Only a number is wanted. Count the lines holding the string "Silvestre".

····················

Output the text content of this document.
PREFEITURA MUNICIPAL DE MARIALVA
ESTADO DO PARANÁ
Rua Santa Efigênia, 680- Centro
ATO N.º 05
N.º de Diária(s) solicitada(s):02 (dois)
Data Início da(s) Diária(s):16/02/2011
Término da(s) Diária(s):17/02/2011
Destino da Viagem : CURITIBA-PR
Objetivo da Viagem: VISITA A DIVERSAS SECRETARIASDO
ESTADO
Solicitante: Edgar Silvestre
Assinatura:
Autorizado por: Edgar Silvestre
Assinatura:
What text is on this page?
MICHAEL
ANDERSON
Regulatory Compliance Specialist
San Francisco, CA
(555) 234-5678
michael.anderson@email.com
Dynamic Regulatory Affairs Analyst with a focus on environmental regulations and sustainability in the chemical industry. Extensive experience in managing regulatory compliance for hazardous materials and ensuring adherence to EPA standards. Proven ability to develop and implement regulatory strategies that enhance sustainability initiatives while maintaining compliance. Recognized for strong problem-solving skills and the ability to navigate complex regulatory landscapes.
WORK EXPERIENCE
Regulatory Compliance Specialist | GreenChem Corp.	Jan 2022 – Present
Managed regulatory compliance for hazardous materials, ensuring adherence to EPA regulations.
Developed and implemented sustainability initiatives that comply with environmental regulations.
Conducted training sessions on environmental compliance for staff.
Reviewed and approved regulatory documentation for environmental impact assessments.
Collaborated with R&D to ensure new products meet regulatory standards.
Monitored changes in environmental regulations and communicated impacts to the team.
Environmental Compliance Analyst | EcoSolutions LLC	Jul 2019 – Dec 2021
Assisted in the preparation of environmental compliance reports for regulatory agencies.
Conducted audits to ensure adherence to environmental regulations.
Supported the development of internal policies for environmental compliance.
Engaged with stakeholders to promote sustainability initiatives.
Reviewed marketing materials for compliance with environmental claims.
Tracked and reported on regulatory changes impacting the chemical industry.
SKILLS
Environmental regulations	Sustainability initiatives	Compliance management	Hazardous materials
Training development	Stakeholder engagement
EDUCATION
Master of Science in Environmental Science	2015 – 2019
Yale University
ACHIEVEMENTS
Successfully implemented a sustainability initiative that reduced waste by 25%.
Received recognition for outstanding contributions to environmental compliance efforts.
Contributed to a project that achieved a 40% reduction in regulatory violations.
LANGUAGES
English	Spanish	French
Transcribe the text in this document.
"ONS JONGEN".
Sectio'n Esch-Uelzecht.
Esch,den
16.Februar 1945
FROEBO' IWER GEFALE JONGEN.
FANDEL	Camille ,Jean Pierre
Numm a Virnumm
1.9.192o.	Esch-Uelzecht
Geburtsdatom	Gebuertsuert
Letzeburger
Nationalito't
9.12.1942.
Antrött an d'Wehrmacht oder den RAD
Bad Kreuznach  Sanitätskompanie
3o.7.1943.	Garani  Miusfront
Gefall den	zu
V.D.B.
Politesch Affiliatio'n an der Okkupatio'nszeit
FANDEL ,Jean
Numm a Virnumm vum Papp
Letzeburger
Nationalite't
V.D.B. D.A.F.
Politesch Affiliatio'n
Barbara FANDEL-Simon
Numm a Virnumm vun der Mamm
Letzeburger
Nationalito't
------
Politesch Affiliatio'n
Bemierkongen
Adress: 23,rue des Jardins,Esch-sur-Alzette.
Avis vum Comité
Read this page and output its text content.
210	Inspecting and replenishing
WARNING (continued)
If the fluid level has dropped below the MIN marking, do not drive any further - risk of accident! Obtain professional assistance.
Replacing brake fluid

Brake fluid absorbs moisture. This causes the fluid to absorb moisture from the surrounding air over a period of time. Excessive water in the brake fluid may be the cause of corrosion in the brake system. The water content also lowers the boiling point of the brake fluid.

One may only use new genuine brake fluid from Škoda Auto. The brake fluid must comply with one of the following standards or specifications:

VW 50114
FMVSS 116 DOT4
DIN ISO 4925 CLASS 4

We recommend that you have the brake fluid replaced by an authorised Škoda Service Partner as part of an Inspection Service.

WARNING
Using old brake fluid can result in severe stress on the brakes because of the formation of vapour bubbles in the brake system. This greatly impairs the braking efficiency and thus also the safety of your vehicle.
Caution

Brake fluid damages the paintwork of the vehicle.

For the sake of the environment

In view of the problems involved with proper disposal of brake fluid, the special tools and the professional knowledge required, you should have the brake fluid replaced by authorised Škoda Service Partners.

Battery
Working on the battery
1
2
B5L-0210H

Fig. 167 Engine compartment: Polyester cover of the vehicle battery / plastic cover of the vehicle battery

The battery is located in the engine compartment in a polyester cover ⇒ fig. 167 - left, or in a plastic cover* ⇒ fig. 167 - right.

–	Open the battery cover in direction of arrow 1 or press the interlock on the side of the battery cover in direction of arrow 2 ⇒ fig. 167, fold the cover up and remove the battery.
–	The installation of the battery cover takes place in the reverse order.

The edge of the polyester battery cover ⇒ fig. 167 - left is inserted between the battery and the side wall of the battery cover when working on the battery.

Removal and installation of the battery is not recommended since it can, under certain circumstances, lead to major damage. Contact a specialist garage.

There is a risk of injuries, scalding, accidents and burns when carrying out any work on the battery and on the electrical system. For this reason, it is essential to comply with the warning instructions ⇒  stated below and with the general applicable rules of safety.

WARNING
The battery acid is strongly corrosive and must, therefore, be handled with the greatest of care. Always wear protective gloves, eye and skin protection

····················

SOLUTION:
2